**PROBLEM DESCRIPTION:** Which lines in the records below contain the word "icon"? Copy each of them.

**MATERIAL FOR THIS EXERCISE:**

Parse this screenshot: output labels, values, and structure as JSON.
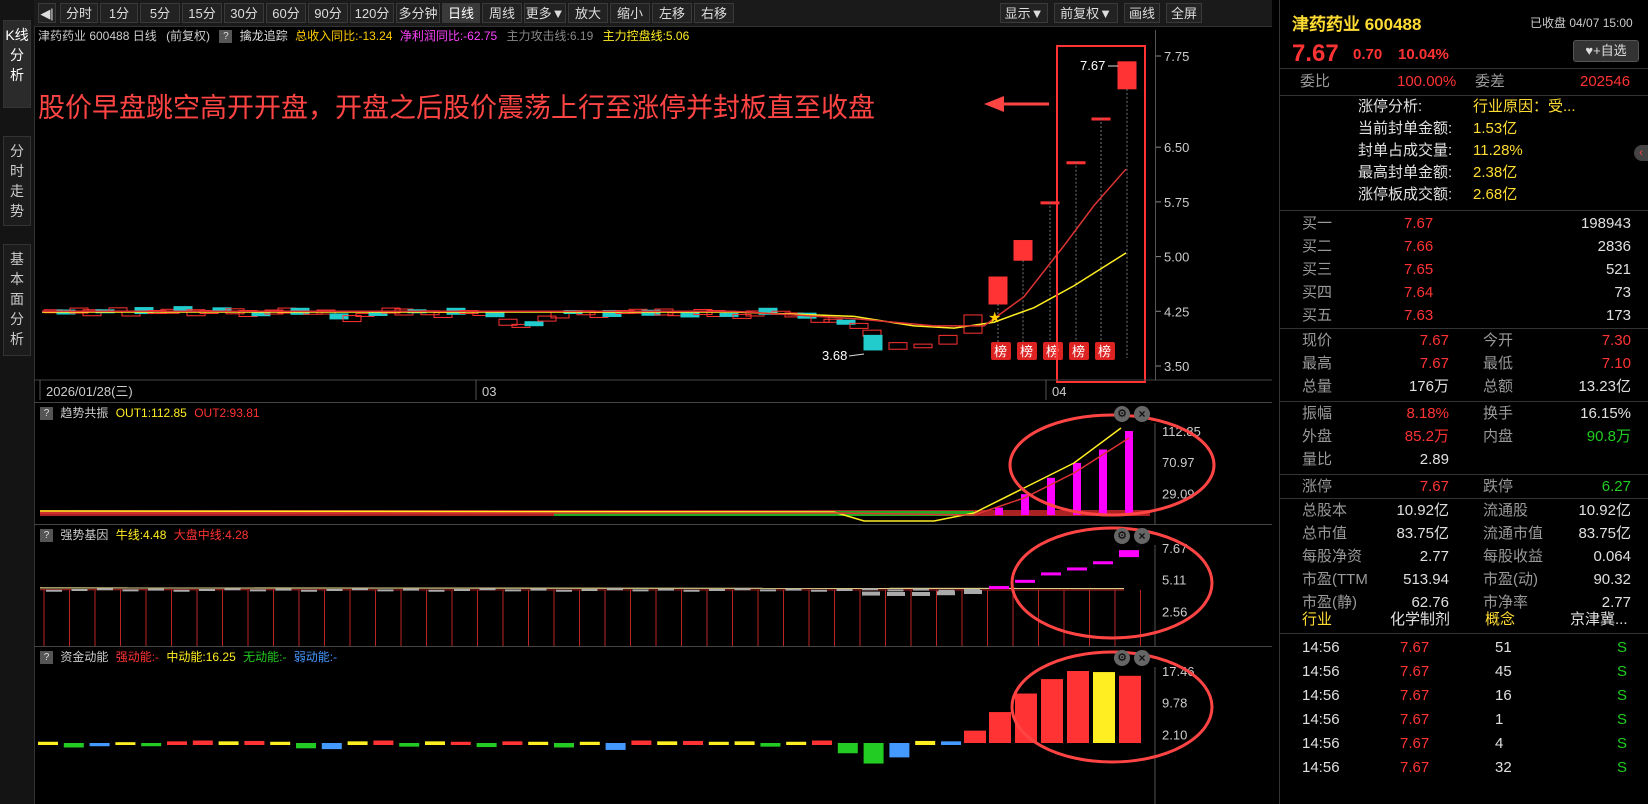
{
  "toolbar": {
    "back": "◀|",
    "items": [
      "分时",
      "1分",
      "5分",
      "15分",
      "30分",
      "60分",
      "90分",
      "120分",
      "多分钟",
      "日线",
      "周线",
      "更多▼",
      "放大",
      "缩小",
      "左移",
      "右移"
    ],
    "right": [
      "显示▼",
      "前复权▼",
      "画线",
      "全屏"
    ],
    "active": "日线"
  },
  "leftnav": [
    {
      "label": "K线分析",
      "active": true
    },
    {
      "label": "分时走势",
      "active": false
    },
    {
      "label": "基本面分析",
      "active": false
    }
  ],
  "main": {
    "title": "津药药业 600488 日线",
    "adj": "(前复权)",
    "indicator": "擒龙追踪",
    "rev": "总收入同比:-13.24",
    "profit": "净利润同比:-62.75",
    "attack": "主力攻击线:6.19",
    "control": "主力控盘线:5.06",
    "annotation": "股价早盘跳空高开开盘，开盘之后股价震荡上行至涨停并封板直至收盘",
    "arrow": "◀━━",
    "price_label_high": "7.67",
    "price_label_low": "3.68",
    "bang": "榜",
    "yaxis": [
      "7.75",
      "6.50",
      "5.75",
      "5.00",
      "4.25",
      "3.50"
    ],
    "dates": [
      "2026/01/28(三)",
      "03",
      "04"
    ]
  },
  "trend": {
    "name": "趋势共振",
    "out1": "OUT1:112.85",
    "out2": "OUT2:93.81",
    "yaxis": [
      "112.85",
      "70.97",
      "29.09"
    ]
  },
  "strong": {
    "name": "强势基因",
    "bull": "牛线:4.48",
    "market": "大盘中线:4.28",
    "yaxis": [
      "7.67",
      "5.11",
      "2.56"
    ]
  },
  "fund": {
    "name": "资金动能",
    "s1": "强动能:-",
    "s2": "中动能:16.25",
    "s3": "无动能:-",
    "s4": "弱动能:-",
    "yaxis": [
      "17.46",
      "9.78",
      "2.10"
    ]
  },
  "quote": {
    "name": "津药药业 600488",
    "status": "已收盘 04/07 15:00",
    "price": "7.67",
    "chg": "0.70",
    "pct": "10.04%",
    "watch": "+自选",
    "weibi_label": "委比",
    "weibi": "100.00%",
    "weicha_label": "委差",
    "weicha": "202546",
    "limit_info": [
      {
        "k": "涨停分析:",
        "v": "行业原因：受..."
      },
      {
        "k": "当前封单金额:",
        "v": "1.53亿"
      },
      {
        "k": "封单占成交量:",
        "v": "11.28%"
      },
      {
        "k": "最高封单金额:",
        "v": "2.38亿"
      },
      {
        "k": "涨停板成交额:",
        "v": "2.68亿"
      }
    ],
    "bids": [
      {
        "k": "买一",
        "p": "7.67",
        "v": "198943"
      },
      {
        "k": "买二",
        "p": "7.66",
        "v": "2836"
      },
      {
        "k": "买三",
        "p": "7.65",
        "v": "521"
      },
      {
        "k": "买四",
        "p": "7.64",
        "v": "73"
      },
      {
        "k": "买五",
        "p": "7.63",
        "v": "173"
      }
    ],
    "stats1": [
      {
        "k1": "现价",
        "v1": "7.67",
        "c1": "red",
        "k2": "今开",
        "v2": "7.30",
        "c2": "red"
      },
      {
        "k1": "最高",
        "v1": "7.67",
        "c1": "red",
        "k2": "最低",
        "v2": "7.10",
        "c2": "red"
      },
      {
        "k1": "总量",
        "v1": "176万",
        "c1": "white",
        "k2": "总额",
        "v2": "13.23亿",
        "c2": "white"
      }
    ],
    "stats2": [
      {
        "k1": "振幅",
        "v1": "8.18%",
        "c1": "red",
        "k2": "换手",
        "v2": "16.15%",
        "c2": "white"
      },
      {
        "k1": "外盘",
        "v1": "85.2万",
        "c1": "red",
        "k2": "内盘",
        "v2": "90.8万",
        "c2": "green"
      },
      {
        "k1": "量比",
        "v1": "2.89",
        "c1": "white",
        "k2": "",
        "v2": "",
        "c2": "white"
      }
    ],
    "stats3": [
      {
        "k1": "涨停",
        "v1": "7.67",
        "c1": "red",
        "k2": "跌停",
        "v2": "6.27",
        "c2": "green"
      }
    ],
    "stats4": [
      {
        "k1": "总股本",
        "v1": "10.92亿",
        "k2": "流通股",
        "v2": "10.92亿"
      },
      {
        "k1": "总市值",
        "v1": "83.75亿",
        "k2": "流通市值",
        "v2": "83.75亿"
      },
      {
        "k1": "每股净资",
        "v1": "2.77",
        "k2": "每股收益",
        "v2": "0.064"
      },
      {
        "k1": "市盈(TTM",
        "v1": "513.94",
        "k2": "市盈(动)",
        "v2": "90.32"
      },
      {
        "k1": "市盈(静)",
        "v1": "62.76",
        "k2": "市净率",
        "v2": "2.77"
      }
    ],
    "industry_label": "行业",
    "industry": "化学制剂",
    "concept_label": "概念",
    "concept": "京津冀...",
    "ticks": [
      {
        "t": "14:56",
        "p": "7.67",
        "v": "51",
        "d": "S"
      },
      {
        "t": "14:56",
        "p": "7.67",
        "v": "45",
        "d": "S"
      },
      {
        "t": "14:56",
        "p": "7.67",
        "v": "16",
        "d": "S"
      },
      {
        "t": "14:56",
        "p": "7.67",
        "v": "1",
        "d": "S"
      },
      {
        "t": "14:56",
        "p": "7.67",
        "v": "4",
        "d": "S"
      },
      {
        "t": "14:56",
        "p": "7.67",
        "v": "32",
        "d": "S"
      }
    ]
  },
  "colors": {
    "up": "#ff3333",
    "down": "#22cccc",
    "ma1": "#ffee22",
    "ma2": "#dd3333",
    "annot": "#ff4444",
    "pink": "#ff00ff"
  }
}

--

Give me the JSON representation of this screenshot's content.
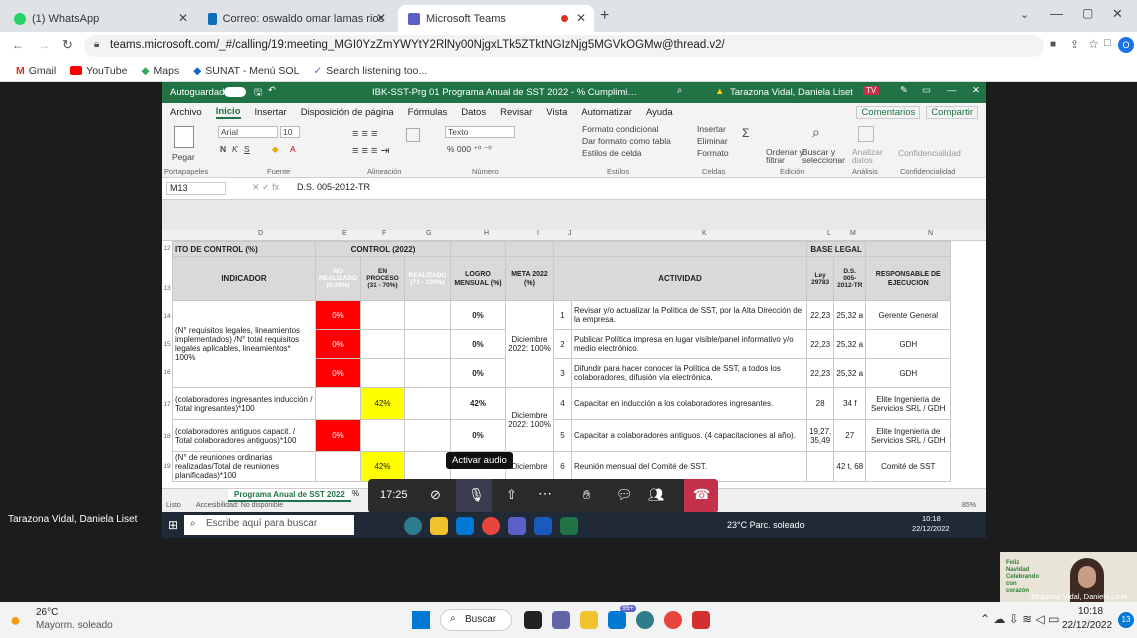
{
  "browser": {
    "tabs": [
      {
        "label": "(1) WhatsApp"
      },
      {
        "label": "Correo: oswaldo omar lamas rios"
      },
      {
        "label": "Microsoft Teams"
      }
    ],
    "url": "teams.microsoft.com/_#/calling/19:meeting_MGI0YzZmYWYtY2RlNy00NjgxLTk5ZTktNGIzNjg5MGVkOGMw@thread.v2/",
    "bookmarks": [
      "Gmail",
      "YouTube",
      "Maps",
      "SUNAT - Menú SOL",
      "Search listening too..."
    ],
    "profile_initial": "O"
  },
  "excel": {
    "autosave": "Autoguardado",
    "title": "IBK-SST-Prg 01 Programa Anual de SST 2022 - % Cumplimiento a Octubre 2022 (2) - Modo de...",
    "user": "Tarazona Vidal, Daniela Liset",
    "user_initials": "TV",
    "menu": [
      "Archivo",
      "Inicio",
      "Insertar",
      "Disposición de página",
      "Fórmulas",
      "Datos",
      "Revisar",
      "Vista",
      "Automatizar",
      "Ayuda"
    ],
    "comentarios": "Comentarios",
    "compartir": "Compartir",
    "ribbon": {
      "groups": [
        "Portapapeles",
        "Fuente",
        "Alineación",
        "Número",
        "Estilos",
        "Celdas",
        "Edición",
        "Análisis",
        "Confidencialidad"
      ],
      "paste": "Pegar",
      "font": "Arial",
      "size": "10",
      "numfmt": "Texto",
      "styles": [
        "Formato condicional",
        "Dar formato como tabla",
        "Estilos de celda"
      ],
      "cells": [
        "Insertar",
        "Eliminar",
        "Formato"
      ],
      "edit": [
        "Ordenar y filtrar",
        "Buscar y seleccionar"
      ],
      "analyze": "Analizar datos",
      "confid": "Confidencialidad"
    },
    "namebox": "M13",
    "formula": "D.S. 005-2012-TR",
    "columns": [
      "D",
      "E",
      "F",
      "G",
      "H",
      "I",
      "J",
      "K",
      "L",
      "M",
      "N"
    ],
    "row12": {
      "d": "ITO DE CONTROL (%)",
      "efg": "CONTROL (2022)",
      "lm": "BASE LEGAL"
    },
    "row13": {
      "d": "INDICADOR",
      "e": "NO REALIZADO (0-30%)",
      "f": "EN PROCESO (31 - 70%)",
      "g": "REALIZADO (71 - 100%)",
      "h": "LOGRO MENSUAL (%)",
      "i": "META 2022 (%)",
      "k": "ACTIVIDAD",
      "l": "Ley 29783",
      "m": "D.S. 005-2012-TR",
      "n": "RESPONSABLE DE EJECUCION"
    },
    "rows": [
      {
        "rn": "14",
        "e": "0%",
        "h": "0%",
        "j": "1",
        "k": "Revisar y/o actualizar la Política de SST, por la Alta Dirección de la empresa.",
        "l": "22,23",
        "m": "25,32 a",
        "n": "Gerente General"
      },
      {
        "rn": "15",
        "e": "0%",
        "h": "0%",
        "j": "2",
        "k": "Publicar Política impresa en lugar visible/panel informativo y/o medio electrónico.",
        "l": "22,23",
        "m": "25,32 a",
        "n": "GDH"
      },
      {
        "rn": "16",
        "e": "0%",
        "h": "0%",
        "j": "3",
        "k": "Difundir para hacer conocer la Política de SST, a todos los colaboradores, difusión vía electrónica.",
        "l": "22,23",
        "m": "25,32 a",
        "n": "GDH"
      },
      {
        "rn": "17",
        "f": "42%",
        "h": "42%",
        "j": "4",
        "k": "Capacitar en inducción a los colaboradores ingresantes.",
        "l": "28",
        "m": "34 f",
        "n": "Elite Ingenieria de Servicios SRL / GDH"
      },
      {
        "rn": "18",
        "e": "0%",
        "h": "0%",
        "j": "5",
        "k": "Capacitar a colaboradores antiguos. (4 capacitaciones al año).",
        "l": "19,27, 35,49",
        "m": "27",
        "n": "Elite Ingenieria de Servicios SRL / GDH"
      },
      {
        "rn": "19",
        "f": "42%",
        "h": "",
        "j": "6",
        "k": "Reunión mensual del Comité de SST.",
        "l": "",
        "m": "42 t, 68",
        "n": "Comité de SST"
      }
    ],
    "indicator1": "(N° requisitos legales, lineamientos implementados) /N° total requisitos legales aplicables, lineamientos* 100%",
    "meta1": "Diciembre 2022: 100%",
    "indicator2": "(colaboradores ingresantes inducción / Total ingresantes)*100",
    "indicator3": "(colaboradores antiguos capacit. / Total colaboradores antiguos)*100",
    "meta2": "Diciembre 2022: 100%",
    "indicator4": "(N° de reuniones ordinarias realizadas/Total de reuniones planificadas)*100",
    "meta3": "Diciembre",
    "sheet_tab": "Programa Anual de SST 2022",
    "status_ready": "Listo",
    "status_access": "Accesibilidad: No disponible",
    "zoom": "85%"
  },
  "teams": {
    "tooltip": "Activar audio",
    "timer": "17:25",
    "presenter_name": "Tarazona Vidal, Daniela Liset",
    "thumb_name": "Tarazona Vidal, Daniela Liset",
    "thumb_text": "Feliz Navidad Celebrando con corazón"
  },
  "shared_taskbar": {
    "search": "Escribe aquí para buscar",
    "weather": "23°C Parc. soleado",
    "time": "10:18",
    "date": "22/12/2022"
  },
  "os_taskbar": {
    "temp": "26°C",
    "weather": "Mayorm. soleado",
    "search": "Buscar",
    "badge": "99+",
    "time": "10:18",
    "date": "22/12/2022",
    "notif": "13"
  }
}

--

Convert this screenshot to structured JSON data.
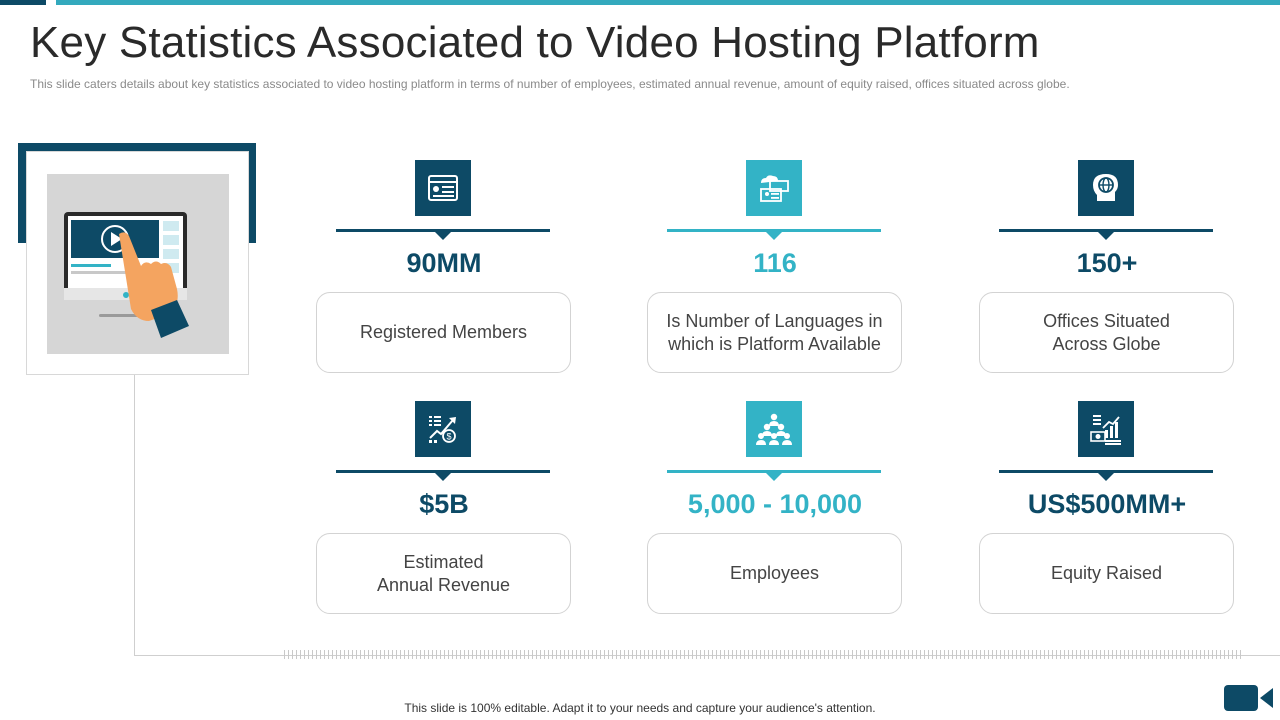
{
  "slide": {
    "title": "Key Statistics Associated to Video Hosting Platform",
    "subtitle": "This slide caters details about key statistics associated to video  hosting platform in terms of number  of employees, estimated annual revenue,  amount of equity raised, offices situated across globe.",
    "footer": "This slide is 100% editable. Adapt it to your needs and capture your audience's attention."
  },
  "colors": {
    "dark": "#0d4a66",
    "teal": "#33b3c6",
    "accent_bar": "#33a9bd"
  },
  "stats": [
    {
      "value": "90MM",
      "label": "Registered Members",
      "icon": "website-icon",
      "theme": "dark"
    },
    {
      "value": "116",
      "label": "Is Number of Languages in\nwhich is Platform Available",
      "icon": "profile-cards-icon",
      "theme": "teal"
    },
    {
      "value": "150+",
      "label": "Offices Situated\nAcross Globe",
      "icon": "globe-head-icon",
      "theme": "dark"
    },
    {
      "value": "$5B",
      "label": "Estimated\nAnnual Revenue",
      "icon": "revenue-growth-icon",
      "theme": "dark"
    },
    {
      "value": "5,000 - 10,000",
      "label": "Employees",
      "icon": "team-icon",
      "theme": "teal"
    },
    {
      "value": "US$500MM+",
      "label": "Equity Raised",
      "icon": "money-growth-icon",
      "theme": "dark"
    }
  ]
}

**CORRECT RESPONSE:**
      "icon": "website-icon",
      "icon": "profile-cards-icon",
      "icon": "globe-head-icon",
      "icon": "revenue-growth-icon",
      "icon": "team-icon",
      "icon": "money-growth-icon",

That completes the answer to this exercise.